[Data entries for graphics]

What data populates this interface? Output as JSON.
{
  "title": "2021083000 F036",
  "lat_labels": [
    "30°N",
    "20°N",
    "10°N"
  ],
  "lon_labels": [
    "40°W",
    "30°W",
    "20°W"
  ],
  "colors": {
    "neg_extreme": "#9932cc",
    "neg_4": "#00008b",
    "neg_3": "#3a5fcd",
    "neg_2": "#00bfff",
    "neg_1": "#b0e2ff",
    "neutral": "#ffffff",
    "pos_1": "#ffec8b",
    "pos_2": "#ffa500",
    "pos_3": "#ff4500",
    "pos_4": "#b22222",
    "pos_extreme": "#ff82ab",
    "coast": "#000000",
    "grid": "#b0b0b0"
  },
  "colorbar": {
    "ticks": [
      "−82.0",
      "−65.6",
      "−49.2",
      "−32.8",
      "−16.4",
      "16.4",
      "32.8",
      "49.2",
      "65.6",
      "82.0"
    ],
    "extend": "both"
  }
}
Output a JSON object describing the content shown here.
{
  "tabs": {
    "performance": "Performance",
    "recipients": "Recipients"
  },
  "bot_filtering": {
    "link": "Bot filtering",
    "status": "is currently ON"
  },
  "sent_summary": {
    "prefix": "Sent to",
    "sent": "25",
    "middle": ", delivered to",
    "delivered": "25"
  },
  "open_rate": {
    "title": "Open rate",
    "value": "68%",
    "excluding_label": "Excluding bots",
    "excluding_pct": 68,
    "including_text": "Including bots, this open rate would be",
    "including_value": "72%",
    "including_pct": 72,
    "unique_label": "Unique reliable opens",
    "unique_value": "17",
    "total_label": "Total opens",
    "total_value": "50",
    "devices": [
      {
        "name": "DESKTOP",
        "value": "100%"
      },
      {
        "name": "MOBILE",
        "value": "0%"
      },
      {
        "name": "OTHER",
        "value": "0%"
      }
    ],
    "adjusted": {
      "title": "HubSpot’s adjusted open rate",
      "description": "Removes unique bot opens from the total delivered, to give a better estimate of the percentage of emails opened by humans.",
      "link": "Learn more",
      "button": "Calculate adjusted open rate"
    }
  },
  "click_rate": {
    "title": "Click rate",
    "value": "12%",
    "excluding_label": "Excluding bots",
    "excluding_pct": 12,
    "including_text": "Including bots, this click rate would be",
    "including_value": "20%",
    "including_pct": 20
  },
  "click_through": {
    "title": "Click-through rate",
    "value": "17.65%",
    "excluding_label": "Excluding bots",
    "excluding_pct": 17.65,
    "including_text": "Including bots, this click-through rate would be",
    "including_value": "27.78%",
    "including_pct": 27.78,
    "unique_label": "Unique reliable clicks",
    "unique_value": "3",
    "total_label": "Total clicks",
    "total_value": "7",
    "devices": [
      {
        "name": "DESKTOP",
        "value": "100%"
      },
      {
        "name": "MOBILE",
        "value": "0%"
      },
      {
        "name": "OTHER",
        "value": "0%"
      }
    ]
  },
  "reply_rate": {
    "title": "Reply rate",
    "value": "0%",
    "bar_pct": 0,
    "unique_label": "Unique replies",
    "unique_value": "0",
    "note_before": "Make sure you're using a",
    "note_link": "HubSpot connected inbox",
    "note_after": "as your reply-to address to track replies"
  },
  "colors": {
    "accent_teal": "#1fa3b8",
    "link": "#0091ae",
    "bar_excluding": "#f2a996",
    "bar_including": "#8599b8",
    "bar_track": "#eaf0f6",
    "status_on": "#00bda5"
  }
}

### [Task to carry out]
Report how many lines include the word "opens". Give nothing but the number.

### [Finished exercise]
3